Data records
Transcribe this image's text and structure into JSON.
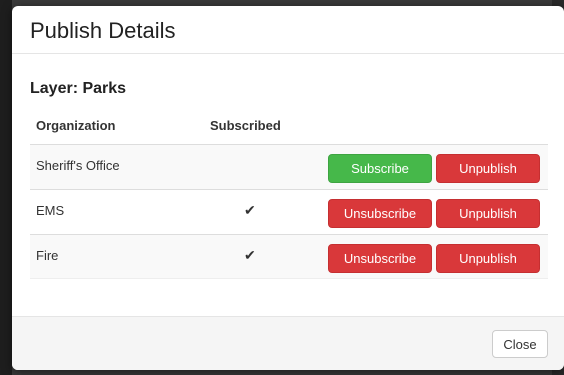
{
  "modal": {
    "title": "Publish Details",
    "layer_prefix": "Layer: ",
    "layer_name": "Parks"
  },
  "table": {
    "headers": [
      "Organization",
      "Subscribed"
    ],
    "rows": [
      {
        "organization": "Sheriff's Office",
        "subscribed": "",
        "action_label": "Subscribe",
        "unpublish_label": "Unpublish"
      },
      {
        "organization": "EMS",
        "subscribed": "✔",
        "action_label": "Unsubscribe",
        "unpublish_label": "Unpublish"
      },
      {
        "organization": "Fire",
        "subscribed": "✔",
        "action_label": "Unsubscribe",
        "unpublish_label": "Unpublish"
      }
    ]
  },
  "footer": {
    "close_label": "Close"
  },
  "colors": {
    "success": "#46b84a",
    "danger": "#d9383a"
  }
}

- _WHAT THE TASK ASKS_
Leave the images out and output the remaining material exactly as it stands.

- _ANSWER IN FULL_
Transcribe this image's text and structure into JSON.
{
  "modal": {
    "title": "Publish Details",
    "layer_prefix": "Layer: ",
    "layer_name": "Parks"
  },
  "table": {
    "headers": [
      "Organization",
      "Subscribed"
    ],
    "rows": [
      {
        "organization": "Sheriff's Office",
        "subscribed": "",
        "action_label": "Subscribe",
        "unpublish_label": "Unpublish"
      },
      {
        "organization": "EMS",
        "subscribed": "✔",
        "action_label": "Unsubscribe",
        "unpublish_label": "Unpublish"
      },
      {
        "organization": "Fire",
        "subscribed": "✔",
        "action_label": "Unsubscribe",
        "unpublish_label": "Unpublish"
      }
    ]
  },
  "footer": {
    "close_label": "Close"
  },
  "colors": {
    "success": "#46b84a",
    "danger": "#d9383a"
  }
}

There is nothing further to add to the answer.